§ Aim
Repeat only the lines from the one holding "Give me the" down to the last line of the listing below, including both of those lines.

§ Data for the task
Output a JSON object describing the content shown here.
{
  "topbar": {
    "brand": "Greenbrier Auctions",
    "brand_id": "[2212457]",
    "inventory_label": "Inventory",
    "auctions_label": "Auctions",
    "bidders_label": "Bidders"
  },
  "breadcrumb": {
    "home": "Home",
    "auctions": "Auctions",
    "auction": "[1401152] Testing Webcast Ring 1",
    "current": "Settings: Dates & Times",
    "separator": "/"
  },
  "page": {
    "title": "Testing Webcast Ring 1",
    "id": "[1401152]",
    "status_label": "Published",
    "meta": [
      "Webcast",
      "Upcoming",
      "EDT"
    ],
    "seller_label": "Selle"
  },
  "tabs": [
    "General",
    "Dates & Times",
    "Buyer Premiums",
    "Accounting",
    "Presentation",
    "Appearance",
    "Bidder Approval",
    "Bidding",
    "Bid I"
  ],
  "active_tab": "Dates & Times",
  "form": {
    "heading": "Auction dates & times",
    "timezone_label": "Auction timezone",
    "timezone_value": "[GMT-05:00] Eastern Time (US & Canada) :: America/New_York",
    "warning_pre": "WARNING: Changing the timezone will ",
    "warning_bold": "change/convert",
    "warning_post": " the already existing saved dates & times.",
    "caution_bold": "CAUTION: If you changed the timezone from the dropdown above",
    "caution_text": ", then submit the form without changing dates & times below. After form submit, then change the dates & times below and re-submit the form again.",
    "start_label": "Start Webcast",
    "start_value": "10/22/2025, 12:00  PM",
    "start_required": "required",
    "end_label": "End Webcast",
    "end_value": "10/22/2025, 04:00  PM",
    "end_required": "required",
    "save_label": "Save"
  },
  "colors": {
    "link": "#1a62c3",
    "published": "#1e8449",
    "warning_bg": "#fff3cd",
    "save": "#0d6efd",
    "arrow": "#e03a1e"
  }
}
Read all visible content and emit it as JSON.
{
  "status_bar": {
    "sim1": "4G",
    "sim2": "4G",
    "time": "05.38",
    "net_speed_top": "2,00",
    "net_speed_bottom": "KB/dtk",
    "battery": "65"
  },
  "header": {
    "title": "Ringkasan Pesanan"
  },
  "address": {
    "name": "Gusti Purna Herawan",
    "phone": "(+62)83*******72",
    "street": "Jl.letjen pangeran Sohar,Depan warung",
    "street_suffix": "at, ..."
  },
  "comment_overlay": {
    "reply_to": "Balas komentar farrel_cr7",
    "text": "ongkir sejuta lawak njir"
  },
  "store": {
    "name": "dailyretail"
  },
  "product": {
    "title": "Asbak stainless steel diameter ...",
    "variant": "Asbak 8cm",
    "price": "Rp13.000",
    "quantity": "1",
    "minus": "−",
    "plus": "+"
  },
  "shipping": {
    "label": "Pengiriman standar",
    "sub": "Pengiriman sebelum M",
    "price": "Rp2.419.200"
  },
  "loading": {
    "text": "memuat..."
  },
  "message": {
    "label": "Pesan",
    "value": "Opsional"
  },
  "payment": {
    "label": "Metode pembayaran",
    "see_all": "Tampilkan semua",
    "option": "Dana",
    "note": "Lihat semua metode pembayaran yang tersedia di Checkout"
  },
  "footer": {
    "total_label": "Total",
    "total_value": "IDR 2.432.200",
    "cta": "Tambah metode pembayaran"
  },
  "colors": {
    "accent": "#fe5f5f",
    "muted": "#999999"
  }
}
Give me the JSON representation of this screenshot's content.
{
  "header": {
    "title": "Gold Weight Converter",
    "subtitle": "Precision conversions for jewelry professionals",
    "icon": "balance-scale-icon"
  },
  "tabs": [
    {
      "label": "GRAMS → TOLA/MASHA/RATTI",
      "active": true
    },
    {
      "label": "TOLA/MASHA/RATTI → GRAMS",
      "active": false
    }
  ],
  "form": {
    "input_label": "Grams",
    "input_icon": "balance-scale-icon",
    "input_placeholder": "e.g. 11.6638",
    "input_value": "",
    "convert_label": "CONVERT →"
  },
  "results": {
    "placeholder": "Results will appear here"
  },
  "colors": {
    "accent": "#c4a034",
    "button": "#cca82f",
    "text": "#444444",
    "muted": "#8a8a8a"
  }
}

§ Result below
Give me the JSON representation of this screenshot's content.
{
  "header": {
    "title": "Gold Weight Converter",
    "subtitle": "Precision conversions for jewelry professionals",
    "icon": "balance-scale-icon"
  },
  "tabs": [
    {
      "label": "GRAMS → TOLA/MASHA/RATTI",
      "active": true
    },
    {
      "label": "TOLA/MASHA/RATTI → GRAMS",
      "active": false
    }
  ],
  "form": {
    "input_label": "Grams",
    "input_icon": "balance-scale-icon",
    "input_placeholder": "e.g. 11.6638",
    "input_value": "",
    "convert_label": "CONVERT →"
  },
  "results": {
    "placeholder": "Results will appear here"
  },
  "colors": {
    "accent": "#c4a034",
    "button": "#cca82f",
    "text": "#444444",
    "muted": "#8a8a8a"
  }
}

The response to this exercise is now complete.